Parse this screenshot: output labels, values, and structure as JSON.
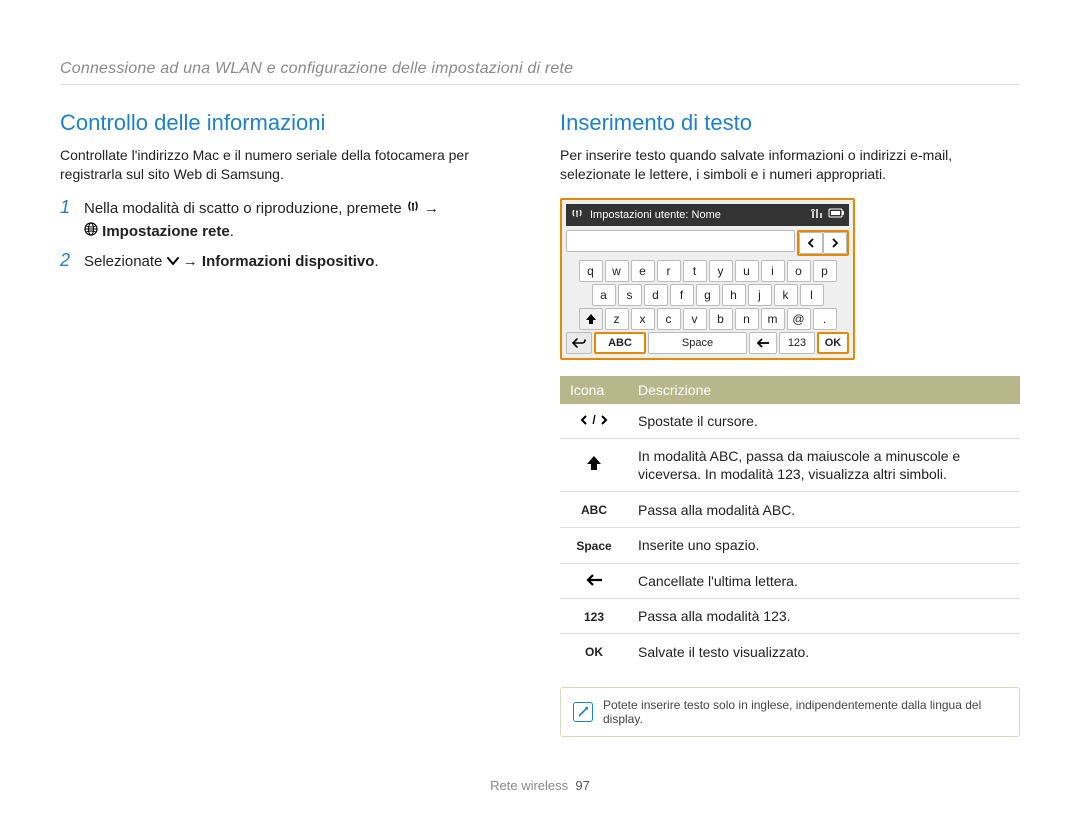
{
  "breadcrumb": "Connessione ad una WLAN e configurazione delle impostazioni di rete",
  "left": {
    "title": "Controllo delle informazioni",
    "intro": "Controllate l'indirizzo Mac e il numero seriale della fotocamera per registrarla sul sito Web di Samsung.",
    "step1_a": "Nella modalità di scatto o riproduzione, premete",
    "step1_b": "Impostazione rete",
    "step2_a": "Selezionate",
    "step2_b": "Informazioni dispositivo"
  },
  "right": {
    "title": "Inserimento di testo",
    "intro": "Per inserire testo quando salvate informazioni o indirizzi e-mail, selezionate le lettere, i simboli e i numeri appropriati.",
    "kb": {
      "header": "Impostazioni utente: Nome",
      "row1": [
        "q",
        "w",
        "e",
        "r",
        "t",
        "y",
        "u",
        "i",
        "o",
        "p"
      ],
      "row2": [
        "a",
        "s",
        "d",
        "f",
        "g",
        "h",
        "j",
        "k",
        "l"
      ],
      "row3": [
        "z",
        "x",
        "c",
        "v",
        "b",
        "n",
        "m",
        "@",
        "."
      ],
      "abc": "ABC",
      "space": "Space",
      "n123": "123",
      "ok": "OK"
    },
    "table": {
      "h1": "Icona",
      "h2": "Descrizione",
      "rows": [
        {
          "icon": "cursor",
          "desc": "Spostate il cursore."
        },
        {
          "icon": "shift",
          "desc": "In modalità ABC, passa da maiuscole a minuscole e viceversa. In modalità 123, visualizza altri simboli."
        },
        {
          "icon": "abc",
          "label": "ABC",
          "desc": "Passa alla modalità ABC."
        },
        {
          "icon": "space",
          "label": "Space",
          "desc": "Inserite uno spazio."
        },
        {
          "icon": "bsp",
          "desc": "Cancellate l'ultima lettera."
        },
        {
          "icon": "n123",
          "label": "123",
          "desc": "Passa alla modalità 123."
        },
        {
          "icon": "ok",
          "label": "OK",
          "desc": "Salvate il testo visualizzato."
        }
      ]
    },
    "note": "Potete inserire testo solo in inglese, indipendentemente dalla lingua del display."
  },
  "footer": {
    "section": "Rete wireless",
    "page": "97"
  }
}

● TASK TO CARRY OUT
Copy, from the material above, each line in which the string "testo" occurs.

● ANSWER IN FULL
    "title": "Inserimento di testo",
    "intro": "Per inserire testo quando salvate informazioni o indirizzi e-mail, selezionate le lettere, i simboli e i numeri appropriati.",
          "desc": "Salvate il testo visualizzato."
    "note": "Potete inserire testo solo in inglese, indipendentemente dalla lingua del display."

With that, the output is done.